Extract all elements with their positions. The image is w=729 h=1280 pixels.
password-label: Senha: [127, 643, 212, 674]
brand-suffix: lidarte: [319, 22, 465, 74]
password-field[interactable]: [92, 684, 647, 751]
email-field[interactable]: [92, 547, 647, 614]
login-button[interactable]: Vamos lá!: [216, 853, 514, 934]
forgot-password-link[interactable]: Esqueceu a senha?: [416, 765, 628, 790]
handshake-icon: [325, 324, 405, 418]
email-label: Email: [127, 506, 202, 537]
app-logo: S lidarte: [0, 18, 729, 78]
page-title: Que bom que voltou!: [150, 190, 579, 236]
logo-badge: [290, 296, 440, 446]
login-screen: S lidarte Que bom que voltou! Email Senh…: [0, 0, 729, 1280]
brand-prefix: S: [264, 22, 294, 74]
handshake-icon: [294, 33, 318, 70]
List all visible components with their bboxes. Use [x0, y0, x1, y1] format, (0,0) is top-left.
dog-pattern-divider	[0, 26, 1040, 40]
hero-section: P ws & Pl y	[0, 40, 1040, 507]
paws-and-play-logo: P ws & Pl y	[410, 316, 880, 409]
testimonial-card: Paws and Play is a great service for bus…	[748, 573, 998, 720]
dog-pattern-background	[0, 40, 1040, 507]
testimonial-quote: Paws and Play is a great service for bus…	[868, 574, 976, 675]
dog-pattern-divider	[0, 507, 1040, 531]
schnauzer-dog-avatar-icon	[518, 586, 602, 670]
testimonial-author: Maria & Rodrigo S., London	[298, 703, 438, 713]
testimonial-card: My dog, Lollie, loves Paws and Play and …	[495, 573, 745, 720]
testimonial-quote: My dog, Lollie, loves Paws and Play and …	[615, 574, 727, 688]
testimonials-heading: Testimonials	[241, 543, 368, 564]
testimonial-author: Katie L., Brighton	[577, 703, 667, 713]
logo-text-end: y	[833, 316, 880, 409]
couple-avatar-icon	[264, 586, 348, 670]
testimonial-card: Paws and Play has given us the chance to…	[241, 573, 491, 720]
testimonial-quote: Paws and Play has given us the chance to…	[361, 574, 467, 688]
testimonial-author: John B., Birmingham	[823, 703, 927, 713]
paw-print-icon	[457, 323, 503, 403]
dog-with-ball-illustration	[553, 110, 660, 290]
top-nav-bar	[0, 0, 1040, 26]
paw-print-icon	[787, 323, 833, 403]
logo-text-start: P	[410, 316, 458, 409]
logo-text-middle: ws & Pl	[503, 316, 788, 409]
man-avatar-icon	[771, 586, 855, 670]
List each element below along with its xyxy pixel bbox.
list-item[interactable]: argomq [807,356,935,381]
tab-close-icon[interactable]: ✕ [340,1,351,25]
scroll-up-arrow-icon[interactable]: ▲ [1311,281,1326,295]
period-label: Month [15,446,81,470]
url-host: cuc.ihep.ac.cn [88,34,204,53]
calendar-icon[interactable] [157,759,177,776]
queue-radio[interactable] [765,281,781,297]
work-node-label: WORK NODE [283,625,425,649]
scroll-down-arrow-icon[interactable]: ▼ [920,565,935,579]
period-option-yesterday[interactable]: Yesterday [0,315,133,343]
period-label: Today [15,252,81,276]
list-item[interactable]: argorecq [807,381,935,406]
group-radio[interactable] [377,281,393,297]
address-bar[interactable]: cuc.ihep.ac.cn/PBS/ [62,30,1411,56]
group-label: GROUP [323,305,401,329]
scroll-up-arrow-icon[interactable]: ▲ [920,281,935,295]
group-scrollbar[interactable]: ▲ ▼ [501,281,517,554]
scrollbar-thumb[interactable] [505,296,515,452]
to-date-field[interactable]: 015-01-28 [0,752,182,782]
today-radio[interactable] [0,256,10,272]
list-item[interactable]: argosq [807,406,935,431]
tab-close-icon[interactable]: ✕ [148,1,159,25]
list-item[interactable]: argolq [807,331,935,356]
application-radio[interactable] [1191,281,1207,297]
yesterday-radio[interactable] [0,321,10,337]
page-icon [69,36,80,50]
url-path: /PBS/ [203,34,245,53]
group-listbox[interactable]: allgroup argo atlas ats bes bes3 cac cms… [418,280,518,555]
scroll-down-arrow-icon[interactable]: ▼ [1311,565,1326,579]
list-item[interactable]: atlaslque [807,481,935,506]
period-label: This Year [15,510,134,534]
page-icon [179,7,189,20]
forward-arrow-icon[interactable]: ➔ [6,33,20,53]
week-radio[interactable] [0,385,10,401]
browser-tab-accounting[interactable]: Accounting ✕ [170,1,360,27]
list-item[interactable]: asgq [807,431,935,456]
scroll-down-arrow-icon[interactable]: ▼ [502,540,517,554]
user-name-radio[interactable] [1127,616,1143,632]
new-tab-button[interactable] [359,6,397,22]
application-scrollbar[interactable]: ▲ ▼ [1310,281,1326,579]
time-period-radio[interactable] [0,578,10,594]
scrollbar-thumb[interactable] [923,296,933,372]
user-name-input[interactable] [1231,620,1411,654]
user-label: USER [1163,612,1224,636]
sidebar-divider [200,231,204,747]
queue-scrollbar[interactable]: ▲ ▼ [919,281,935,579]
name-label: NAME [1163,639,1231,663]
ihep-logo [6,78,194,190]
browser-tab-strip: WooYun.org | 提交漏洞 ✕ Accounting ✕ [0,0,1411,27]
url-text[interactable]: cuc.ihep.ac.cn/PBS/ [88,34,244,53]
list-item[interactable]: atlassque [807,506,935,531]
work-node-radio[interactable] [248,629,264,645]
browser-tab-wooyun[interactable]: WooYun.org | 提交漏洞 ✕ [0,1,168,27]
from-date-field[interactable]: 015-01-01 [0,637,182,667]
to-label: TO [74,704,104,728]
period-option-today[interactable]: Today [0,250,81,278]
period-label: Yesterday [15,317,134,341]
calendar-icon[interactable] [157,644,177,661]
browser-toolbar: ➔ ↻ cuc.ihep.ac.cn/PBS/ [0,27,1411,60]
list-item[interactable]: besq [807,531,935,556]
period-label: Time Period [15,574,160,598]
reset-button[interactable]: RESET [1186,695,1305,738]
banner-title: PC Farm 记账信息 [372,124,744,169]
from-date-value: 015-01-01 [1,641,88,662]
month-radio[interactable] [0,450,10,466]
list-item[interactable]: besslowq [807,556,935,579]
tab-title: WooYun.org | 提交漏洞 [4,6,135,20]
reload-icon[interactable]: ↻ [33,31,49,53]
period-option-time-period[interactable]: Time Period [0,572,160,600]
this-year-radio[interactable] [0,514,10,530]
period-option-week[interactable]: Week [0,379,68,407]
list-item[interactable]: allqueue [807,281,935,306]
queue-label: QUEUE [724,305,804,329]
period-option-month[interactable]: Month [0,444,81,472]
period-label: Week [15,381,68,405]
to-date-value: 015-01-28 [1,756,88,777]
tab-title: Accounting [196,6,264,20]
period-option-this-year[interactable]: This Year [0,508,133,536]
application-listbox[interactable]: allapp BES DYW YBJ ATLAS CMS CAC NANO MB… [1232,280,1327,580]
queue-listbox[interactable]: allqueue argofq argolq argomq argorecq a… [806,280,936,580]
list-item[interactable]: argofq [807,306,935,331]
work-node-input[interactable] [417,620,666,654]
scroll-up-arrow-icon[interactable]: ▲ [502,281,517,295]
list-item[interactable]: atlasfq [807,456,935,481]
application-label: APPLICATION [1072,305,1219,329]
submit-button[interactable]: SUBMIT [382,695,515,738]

Task to carry out :: Please rewrite all the items above, renaming every "testimonial-card" to "review-card" and leaving everything else unchanged.

Solution to the problem ::
Extract all elements with their positions. The image is w=729 h=1280 pixels.
password-label: Senha: [127, 643, 212, 674]
brand-suffix: lidarte: [319, 22, 465, 74]
password-field[interactable]: [92, 684, 647, 751]
email-field[interactable]: [92, 547, 647, 614]
login-button[interactable]: Vamos lá!: [216, 853, 514, 934]
forgot-password-link[interactable]: Esqueceu a senha?: [416, 765, 628, 790]
handshake-icon: [325, 324, 405, 418]
email-label: Email: [127, 506, 202, 537]
app-logo: S lidarte: [0, 18, 729, 78]
page-title: Que bom que voltou!: [150, 190, 579, 236]
logo-badge: [290, 296, 440, 446]
login-screen: S lidarte Que bom que voltou! Email Senh…: [0, 0, 729, 1280]
brand-prefix: S: [264, 22, 294, 74]
handshake-icon: [294, 33, 318, 70]
List all visible components with their bboxes. Use [x0, y0, x1, y1] format, (0,0) is top-left.
dog-pattern-divider	[0, 26, 1040, 40]
hero-section: P ws & Pl y	[0, 40, 1040, 507]
paws-and-play-logo: P ws & Pl y	[410, 316, 880, 409]
review-card: Paws and Play is a great service for bus…	[748, 573, 998, 720]
dog-pattern-background	[0, 40, 1040, 507]
testimonial-quote: Paws and Play is a great service for bus…	[868, 574, 976, 675]
dog-pattern-divider	[0, 507, 1040, 531]
schnauzer-dog-avatar-icon	[518, 586, 602, 670]
testimonial-author: Maria & Rodrigo S., London	[298, 703, 438, 713]
review-card: My dog, Lollie, loves Paws and Play and …	[495, 573, 745, 720]
testimonial-quote: My dog, Lollie, loves Paws and Play and …	[615, 574, 727, 688]
testimonials-heading: Testimonials	[241, 543, 368, 564]
testimonial-author: Katie L., Brighton	[577, 703, 667, 713]
logo-text-end: y	[833, 316, 880, 409]
couple-avatar-icon	[264, 586, 348, 670]
review-card: Paws and Play has given us the chance to…	[241, 573, 491, 720]
testimonial-quote: Paws and Play has given us the chance to…	[361, 574, 467, 688]
testimonial-author: John B., Birmingham	[823, 703, 927, 713]
paw-print-icon	[457, 323, 503, 403]
dog-with-ball-illustration	[553, 110, 660, 290]
top-nav-bar	[0, 0, 1040, 26]
paw-print-icon	[787, 323, 833, 403]
logo-text-start: P	[410, 316, 458, 409]
logo-text-middle: ws & Pl	[503, 316, 788, 409]
man-avatar-icon	[771, 586, 855, 670]
List each element below along with its xyxy pixel bbox.
list-item[interactable]: argomq [807,356,935,381]
tab-close-icon[interactable]: ✕ [340,1,351,25]
scroll-up-arrow-icon[interactable]: ▲ [1311,281,1326,295]
period-label: Month [15,446,81,470]
url-host: cuc.ihep.ac.cn [88,34,204,53]
calendar-icon[interactable] [157,759,177,776]
queue-radio[interactable] [765,281,781,297]
work-node-label: WORK NODE [283,625,425,649]
scroll-down-arrow-icon[interactable]: ▼ [920,565,935,579]
period-option-yesterday[interactable]: Yesterday [0,315,133,343]
period-label: Today [15,252,81,276]
list-item[interactable]: argorecq [807,381,935,406]
group-radio[interactable] [377,281,393,297]
address-bar[interactable]: cuc.ihep.ac.cn/PBS/ [62,30,1411,56]
group-label: GROUP [323,305,401,329]
scroll-up-arrow-icon[interactable]: ▲ [920,281,935,295]
group-scrollbar[interactable]: ▲ ▼ [501,281,517,554]
scrollbar-thumb[interactable] [505,296,515,452]
to-date-field[interactable]: 015-01-28 [0,752,182,782]
today-radio[interactable] [0,256,10,272]
list-item[interactable]: argosq [807,406,935,431]
tab-close-icon[interactable]: ✕ [148,1,159,25]
list-item[interactable]: argolq [807,331,935,356]
application-radio[interactable] [1191,281,1207,297]
yesterday-radio[interactable] [0,321,10,337]
page-icon [69,36,80,50]
url-path: /PBS/ [203,34,245,53]
group-listbox[interactable]: allgroup argo atlas ats bes bes3 cac cms… [418,280,518,555]
scroll-down-arrow-icon[interactable]: ▼ [1311,565,1326,579]
list-item[interactable]: atlaslque [807,481,935,506]
period-label: This Year [15,510,134,534]
page-icon [179,7,189,20]
forward-arrow-icon[interactable]: ➔ [6,33,20,53]
week-radio[interactable] [0,385,10,401]
browser-tab-accounting[interactable]: Accounting ✕ [170,1,360,27]
list-item[interactable]: asgq [807,431,935,456]
scroll-down-arrow-icon[interactable]: ▼ [502,540,517,554]
user-name-radio[interactable] [1127,616,1143,632]
new-tab-button[interactable] [359,6,397,22]
application-scrollbar[interactable]: ▲ ▼ [1310,281,1326,579]
time-period-radio[interactable] [0,578,10,594]
scrollbar-thumb[interactable] [923,296,933,372]
user-name-input[interactable] [1231,620,1411,654]
user-label: USER [1163,612,1224,636]
sidebar-divider [200,231,204,747]
queue-scrollbar[interactable]: ▲ ▼ [919,281,935,579]
name-label: NAME [1163,639,1231,663]
ihep-logo [6,78,194,190]
browser-tab-strip: WooYun.org | 提交漏洞 ✕ Accounting ✕ [0,0,1411,27]
url-text[interactable]: cuc.ihep.ac.cn/PBS/ [88,34,244,53]
list-item[interactable]: atlassque [807,506,935,531]
work-node-radio[interactable] [248,629,264,645]
browser-tab-wooyun[interactable]: WooYun.org | 提交漏洞 ✕ [0,1,168,27]
from-date-field[interactable]: 015-01-01 [0,637,182,667]
to-label: TO [74,704,104,728]
period-option-today[interactable]: Today [0,250,81,278]
period-label: Yesterday [15,317,134,341]
calendar-icon[interactable] [157,644,177,661]
browser-toolbar: ➔ ↻ cuc.ihep.ac.cn/PBS/ [0,27,1411,60]
list-item[interactable]: besq [807,531,935,556]
period-label: Time Period [15,574,160,598]
reset-button[interactable]: RESET [1186,695,1305,738]
banner-title: PC Farm 记账信息 [372,124,744,169]
from-date-value: 015-01-01 [1,641,88,662]
month-radio[interactable] [0,450,10,466]
list-item[interactable]: besslowq [807,556,935,579]
tab-title: WooYun.org | 提交漏洞 [4,6,135,20]
reload-icon[interactable]: ↻ [33,31,49,53]
period-option-time-period[interactable]: Time Period [0,572,160,600]
this-year-radio[interactable] [0,514,10,530]
period-option-week[interactable]: Week [0,379,68,407]
list-item[interactable]: allqueue [807,281,935,306]
queue-label: QUEUE [724,305,804,329]
period-option-month[interactable]: Month [0,444,81,472]
period-label: Week [15,381,68,405]
to-date-value: 015-01-28 [1,756,88,777]
tab-title: Accounting [196,6,264,20]
period-option-this-year[interactable]: This Year [0,508,133,536]
application-listbox[interactable]: allapp BES DYW YBJ ATLAS CMS CAC NANO MB… [1232,280,1327,580]
queue-listbox[interactable]: allqueue argofq argolq argomq argorecq a… [806,280,936,580]
list-item[interactable]: argofq [807,306,935,331]
work-node-input[interactable] [417,620,666,654]
scroll-up-arrow-icon[interactable]: ▲ [502,281,517,295]
list-item[interactable]: atlasfq [807,456,935,481]
application-label: APPLICATION [1072,305,1219,329]
submit-button[interactable]: SUBMIT [382,695,515,738]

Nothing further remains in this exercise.